WRITTEN REQUEST: Gather up every line that includes the string "Rent".

SUPPLIED MATERIAL:
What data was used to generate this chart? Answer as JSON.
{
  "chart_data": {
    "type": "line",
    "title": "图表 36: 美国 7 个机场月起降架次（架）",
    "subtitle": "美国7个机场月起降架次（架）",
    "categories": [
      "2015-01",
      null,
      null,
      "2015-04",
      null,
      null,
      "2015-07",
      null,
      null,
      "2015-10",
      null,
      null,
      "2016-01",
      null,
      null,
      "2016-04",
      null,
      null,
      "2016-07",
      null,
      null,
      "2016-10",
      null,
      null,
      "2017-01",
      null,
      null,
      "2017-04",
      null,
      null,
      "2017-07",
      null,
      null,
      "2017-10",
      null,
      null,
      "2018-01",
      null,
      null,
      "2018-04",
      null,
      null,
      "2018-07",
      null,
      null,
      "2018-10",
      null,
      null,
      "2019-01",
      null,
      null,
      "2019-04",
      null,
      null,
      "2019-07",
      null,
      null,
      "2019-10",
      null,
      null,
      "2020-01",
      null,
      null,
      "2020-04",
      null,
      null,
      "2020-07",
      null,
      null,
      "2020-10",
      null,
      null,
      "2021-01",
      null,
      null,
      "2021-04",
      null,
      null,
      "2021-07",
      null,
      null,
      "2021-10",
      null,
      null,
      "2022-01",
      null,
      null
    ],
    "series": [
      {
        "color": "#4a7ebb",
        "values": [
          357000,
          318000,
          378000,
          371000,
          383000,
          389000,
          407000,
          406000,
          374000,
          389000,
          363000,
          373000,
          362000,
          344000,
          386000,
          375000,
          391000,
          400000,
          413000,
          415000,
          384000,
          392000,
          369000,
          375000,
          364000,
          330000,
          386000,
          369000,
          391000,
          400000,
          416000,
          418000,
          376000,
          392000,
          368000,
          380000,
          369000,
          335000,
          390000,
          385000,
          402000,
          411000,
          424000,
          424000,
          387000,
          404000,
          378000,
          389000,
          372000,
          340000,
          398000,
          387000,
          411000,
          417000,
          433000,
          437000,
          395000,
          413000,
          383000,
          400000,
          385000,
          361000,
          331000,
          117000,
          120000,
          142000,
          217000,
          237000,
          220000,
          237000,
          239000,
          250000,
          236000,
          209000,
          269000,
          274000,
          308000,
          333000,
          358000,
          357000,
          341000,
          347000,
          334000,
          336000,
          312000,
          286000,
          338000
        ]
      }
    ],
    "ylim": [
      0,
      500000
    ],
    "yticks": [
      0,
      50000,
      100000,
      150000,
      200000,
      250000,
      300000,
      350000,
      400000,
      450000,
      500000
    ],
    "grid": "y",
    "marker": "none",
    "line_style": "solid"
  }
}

--

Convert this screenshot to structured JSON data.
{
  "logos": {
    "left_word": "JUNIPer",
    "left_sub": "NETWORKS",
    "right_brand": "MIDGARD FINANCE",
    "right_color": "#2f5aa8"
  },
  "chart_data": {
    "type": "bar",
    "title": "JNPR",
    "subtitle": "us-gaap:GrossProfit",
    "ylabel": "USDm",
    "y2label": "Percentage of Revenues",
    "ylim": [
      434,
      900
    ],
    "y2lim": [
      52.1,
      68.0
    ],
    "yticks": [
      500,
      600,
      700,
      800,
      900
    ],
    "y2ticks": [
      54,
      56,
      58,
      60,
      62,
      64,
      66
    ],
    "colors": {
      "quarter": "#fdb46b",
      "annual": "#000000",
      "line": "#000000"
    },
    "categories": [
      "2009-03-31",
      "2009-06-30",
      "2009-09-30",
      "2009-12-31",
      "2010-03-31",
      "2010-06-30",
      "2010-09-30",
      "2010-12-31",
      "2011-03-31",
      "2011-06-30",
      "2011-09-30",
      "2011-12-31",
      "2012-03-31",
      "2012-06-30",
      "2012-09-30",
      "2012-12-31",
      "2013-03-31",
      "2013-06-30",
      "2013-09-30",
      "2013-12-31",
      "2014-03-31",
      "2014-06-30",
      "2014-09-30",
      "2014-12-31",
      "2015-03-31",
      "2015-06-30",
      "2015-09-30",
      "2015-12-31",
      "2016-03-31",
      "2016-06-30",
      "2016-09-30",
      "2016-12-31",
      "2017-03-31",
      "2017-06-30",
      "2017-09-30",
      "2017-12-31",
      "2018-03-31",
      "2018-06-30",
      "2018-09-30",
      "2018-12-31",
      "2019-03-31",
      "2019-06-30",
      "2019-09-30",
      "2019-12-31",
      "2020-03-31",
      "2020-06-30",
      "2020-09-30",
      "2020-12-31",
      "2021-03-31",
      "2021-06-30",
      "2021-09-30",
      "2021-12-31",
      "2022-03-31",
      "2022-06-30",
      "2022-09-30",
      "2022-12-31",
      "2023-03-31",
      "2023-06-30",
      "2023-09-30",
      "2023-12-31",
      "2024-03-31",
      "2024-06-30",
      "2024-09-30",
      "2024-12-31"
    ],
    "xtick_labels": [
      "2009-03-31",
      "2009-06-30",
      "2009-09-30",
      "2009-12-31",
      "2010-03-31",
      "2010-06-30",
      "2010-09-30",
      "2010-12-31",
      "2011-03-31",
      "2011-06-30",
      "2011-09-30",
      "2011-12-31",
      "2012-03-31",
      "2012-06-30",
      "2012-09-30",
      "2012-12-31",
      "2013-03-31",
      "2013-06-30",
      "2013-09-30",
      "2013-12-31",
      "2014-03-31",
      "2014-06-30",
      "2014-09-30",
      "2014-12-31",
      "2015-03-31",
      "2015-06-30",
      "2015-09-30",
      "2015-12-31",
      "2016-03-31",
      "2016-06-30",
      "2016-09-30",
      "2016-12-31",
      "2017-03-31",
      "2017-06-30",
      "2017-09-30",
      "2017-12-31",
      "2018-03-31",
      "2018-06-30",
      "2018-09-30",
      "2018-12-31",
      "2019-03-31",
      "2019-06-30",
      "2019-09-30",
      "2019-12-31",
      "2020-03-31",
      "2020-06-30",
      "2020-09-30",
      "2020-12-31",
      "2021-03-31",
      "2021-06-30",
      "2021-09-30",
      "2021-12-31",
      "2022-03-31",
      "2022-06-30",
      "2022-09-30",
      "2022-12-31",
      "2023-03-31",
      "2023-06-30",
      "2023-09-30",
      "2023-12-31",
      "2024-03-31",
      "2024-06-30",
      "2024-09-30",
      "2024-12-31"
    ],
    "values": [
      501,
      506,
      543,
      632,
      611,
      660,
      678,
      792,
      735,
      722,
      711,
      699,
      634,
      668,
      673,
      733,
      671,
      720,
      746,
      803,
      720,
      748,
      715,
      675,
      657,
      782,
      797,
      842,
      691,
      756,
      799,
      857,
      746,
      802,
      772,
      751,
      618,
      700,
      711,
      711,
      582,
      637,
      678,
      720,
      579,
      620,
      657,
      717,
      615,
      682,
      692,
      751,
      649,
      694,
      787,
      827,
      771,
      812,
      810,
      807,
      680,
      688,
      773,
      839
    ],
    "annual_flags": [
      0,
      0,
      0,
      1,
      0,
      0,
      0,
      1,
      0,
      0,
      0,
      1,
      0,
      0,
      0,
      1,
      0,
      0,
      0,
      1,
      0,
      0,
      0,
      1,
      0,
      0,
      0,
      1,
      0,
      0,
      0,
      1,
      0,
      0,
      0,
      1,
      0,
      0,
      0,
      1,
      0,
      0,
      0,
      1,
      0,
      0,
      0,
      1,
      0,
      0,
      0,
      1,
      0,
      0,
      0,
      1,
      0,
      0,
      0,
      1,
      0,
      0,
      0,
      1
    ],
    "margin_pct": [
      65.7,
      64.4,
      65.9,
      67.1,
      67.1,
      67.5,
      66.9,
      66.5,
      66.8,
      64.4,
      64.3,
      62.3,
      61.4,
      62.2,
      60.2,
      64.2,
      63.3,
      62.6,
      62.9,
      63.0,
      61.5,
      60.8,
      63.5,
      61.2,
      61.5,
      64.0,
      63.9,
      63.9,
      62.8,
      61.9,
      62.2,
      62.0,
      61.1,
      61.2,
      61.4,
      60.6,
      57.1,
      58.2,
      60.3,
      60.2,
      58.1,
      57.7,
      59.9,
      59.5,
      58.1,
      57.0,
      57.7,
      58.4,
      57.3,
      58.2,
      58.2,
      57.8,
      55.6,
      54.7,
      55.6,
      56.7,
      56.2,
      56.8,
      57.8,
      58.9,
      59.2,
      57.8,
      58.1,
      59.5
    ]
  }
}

---

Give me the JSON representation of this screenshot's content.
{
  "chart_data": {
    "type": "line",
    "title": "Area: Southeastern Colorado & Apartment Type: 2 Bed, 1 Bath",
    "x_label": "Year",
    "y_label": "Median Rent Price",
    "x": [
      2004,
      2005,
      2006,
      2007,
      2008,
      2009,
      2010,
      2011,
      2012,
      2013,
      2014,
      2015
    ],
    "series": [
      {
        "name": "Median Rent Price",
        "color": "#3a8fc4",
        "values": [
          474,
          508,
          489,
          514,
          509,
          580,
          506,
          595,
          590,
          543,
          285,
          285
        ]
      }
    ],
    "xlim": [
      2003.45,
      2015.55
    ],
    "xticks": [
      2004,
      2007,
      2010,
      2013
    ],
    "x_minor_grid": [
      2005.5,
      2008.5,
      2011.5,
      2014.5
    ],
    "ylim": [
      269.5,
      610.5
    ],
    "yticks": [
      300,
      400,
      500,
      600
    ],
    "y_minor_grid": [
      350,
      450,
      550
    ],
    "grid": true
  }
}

SOLUTION TO THE PROBLEM:
    "y_label": "Median Rent Price",
        "name": "Median Rent Price",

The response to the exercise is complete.